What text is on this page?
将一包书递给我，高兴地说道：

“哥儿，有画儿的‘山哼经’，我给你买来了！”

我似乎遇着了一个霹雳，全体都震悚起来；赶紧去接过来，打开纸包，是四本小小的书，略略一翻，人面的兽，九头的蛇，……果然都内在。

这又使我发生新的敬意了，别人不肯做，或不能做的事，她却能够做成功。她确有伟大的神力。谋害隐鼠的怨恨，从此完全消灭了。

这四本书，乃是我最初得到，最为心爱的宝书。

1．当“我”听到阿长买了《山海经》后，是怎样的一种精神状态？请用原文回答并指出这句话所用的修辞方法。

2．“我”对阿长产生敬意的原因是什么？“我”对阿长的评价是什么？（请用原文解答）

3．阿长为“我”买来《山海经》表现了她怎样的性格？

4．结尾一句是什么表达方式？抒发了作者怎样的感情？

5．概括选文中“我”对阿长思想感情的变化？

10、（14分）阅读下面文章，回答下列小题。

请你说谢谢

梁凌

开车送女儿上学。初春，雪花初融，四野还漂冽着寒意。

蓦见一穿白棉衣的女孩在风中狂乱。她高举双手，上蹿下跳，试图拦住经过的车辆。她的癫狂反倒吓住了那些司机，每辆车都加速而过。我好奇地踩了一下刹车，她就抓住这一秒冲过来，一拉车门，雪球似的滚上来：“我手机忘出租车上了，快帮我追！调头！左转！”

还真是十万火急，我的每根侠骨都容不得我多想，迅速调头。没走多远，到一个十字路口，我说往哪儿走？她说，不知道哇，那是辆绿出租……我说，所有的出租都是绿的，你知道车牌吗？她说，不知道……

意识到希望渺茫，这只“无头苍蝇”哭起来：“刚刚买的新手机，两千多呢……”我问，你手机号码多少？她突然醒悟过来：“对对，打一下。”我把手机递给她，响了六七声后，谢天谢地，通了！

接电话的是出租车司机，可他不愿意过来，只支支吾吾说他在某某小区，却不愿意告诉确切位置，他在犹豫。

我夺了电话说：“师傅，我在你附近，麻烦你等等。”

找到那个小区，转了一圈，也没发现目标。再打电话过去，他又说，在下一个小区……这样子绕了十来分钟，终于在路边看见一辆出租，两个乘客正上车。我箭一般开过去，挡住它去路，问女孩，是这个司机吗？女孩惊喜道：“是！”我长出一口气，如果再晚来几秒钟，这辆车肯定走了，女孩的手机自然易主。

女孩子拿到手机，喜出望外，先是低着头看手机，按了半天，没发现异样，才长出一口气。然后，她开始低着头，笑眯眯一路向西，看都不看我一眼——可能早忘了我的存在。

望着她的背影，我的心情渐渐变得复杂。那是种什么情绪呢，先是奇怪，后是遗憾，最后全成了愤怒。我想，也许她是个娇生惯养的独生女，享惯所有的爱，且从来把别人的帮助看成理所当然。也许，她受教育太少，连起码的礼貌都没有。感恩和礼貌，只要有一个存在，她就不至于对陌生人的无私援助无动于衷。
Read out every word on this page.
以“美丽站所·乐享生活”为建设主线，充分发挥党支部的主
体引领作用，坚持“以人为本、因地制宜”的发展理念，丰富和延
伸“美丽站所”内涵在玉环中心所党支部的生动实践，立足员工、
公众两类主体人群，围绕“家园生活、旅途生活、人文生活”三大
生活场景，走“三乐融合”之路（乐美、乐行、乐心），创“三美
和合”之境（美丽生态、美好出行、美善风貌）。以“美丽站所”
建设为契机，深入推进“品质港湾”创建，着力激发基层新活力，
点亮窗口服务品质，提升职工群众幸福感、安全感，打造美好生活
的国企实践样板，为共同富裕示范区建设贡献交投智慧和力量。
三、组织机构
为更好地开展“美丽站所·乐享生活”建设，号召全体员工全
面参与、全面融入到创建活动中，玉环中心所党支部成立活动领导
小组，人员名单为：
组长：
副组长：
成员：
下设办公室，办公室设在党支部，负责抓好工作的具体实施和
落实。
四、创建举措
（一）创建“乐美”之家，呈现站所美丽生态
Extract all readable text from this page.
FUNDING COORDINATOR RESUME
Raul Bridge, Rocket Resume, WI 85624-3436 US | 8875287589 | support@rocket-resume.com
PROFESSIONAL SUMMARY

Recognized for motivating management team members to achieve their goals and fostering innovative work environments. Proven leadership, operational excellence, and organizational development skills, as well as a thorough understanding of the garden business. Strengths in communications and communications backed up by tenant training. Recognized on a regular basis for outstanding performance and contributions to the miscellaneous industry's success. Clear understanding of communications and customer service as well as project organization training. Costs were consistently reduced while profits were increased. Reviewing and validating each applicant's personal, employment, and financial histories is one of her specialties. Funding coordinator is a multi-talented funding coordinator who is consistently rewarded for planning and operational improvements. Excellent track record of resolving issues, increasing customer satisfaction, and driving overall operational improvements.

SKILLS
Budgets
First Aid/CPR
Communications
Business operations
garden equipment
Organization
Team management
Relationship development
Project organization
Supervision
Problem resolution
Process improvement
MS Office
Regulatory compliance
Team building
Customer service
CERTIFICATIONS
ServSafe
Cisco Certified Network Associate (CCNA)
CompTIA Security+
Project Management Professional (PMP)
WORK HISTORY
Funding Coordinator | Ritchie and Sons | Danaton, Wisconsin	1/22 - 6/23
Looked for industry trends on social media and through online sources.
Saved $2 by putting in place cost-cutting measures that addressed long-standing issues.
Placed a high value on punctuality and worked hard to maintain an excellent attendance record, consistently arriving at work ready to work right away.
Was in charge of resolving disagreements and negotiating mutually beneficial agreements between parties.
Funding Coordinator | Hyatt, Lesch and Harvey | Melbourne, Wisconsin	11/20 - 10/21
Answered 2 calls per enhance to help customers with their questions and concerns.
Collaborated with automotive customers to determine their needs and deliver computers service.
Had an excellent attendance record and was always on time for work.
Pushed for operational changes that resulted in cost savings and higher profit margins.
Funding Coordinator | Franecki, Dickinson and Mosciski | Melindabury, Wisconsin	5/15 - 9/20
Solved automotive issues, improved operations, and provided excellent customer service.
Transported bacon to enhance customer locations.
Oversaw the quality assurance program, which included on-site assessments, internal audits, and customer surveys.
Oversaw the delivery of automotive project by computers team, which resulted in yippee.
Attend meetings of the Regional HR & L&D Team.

+-------+

Problem details:
Scan the material above. Return every line containing the string "美丽站所".

Correct answer:
以“美丽站所·乐享生活”为建设主线，充分发挥党支部的主
伸“美丽站所”内涵在玉环中心所党支部的生动实践，立足员工、
和合”之境（美丽生态、美好出行、美善风貌）。以“美丽站所”
为更好地开展“美丽站所·乐享生活”建设，号召全体员工全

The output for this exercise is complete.